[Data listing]
○ ○ ○ ○

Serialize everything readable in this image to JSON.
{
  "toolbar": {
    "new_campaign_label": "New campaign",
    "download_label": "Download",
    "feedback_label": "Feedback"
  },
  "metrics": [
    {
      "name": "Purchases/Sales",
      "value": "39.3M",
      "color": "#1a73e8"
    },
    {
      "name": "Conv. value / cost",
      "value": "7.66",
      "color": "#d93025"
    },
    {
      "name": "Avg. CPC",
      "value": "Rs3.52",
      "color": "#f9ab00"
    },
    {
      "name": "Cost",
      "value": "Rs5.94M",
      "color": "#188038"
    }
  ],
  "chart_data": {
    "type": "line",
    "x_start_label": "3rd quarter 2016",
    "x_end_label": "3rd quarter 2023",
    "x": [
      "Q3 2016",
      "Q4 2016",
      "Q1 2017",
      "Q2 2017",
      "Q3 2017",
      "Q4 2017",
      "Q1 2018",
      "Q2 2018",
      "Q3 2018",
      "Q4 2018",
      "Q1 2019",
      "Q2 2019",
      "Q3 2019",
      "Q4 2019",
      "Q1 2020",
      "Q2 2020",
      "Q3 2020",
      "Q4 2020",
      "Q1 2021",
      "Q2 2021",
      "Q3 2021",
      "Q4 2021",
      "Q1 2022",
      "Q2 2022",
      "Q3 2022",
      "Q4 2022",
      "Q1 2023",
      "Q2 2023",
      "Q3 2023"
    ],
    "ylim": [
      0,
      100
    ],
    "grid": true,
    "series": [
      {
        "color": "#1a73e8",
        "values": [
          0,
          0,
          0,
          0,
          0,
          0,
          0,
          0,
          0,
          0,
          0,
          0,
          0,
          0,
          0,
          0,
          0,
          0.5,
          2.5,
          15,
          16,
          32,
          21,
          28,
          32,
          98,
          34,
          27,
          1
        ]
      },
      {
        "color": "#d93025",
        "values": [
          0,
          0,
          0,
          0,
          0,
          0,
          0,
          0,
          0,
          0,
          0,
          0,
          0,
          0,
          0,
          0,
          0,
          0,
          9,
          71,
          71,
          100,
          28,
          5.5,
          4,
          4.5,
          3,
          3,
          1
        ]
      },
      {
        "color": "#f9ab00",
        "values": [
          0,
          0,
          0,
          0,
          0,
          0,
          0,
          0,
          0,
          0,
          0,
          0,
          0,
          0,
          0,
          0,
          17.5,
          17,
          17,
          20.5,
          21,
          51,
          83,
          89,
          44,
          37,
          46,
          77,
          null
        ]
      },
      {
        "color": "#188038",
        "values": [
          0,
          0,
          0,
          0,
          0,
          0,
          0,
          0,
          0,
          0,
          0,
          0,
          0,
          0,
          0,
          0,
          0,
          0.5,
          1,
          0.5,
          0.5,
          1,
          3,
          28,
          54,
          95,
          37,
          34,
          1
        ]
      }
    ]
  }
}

○ ○ ○ ○

WHAT YOU WILL DO:
Give the entries again in full, exactly as they are written.

EXERCISE ANSWER:
Serialize everything readable in this image to JSON.
{
  "toolbar": {
    "new_campaign_label": "New campaign",
    "download_label": "Download",
    "feedback_label": "Feedback"
  },
  "metrics": [
    {
      "name": "Purchases/Sales",
      "value": "39.3M",
      "color": "#1a73e8"
    },
    {
      "name": "Conv. value / cost",
      "value": "7.66",
      "color": "#d93025"
    },
    {
      "name": "Avg. CPC",
      "value": "Rs3.52",
      "color": "#f9ab00"
    },
    {
      "name": "Cost",
      "value": "Rs5.94M",
      "color": "#188038"
    }
  ],
  "chart_data": {
    "type": "line",
    "x_start_label": "3rd quarter 2016",
    "x_end_label": "3rd quarter 2023",
    "x": [
      "Q3 2016",
      "Q4 2016",
      "Q1 2017",
      "Q2 2017",
      "Q3 2017",
      "Q4 2017",
      "Q1 2018",
      "Q2 2018",
      "Q3 2018",
      "Q4 2018",
      "Q1 2019",
      "Q2 2019",
      "Q3 2019",
      "Q4 2019",
      "Q1 2020",
      "Q2 2020",
      "Q3 2020",
      "Q4 2020",
      "Q1 2021",
      "Q2 2021",
      "Q3 2021",
      "Q4 2021",
      "Q1 2022",
      "Q2 2022",
      "Q3 2022",
      "Q4 2022",
      "Q1 2023",
      "Q2 2023",
      "Q3 2023"
    ],
    "ylim": [
      0,
      100
    ],
    "grid": true,
    "series": [
      {
        "color": "#1a73e8",
        "values": [
          0,
          0,
          0,
          0,
          0,
          0,
          0,
          0,
          0,
          0,
          0,
          0,
          0,
          0,
          0,
          0,
          0,
          0.5,
          2.5,
          15,
          16,
          32,
          21,
          28,
          32,
          98,
          34,
          27,
          1
        ]
      },
      {
        "color": "#d93025",
        "values": [
          0,
          0,
          0,
          0,
          0,
          0,
          0,
          0,
          0,
          0,
          0,
          0,
          0,
          0,
          0,
          0,
          0,
          0,
          9,
          71,
          71,
          100,
          28,
          5.5,
          4,
          4.5,
          3,
          3,
          1
        ]
      },
      {
        "color": "#f9ab00",
        "values": [
          0,
          0,
          0,
          0,
          0,
          0,
          0,
          0,
          0,
          0,
          0,
          0,
          0,
          0,
          0,
          0,
          17.5,
          17,
          17,
          20.5,
          21,
          51,
          83,
          89,
          44,
          37,
          46,
          77,
          null
        ]
      },
      {
        "color": "#188038",
        "values": [
          0,
          0,
          0,
          0,
          0,
          0,
          0,
          0,
          0,
          0,
          0,
          0,
          0,
          0,
          0,
          0,
          0,
          0.5,
          1,
          0.5,
          0.5,
          1,
          3,
          28,
          54,
          95,
          37,
          34,
          1
        ]
      }
    ]
  }
}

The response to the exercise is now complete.